Your objective: Reproduce the part of the forum thread on the DeWalt DW625 router starting at "No way for me" and ending at "you an idea.", keeping every word and mark as it stands.

Passage to read:
[START]
# dewalt dw625 problems



## ian l 007 (Mar 19, 2013)

Hi guys i was wandering if their is any one who could help me. I have a dewalt dw625 router that slows down to a crawl and smells of burning plastic after 10 to 15 minutes of use ie half way through mitring a worktop. It has had a new speed controller in it and still does the same. knowbody seems to know whats wrong other than throwing money at it with new parts until it stops. But it would make more sence to buy a new one unless someone has come across this before and knows whats wrong.it is only just out of the 3year warenty and still looks new as it has been well looked after so do not really want to get rid.


----------



## Dmeadows (Jun 28, 2011)

ian l 007 said:


> Hi guys i was wandering if their is any one who could help me. I have a dewalt dw625 router that slows down to a crawl and smells of burning plastic after 10 to 15 minutes of use ie half way through mitring a worktop. It has had a new speed controller in it and still does the same. knowbody seems to know whats wrong other than throwing money at it with new parts until it stops. But it would make more sence to buy a new one unless someone has come across this before and knows whats wrong.it is only just out of the 3year warenty and still looks new as it has been well looked after so do not really want to get rid.


Check the brushes first, but if it smells like burning and you know it isn't the speed control, it is likely either the armature(rotor) or field coil that is burning. Expensive either way!

No way for me to tell from here which is the problem! You may or may not be able to see a burned spot if you inspect the parts closely!

Armature... http://www.ereplacementparts.com/armature-p-68886.html $131.75

Field... http://www.ereplacementparts.com/field-p-68958.html $98.90

Those prices are USA prices, but may give you an idea.


----------



## jw2170 (Jan 24, 2008)

Welcome to the forum, Ian.

Sorry to hear of your problem.


----------



## Phil P (Jul 25, 2010)

Hi Ian and welcome

There is one other possibility - the bearings. I've replaced several sets of bearings over the years and they always seem to go dead tight and the router smokes before repacement. Has the router been left in the van over the recent cold spell? if so moisture could have killed off the bearings

Regards

Phil


----------



## Dmeadows (Jun 28, 2011)

Phil P said:


> Hi Ian and welcome
> 
> There is one other possibility - the bearings. I've replaced several sets of bearings over the years and they always seem to go dead tight and the router smokes before repacement. Has the router been left in the van over the recent cold spell? if so moisture could have killed off the bearings
> 
> ...
[END]
Collected material:
[START]
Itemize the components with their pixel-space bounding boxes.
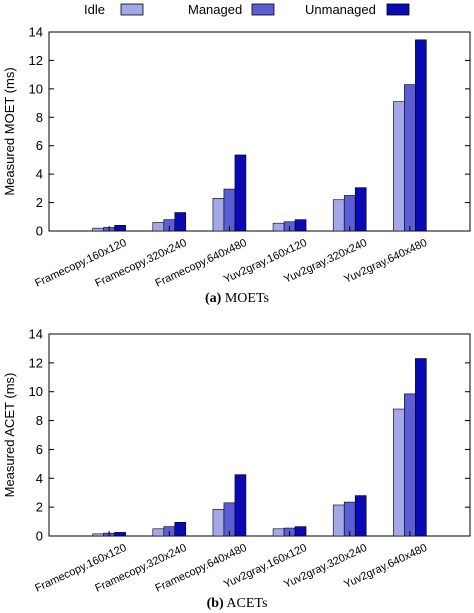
[END]
Result of the exercise:
No way for me to tell from here which is the problem! You may or may not be able to see a burned spot if you inspect the parts closely!

Armature... http://www.ereplacementparts.com/armature-p-68886.html $131.75

Field... http://www.ereplacementparts.com/field-p-68958.html $98.90

Those prices are USA prices, but may give you an idea.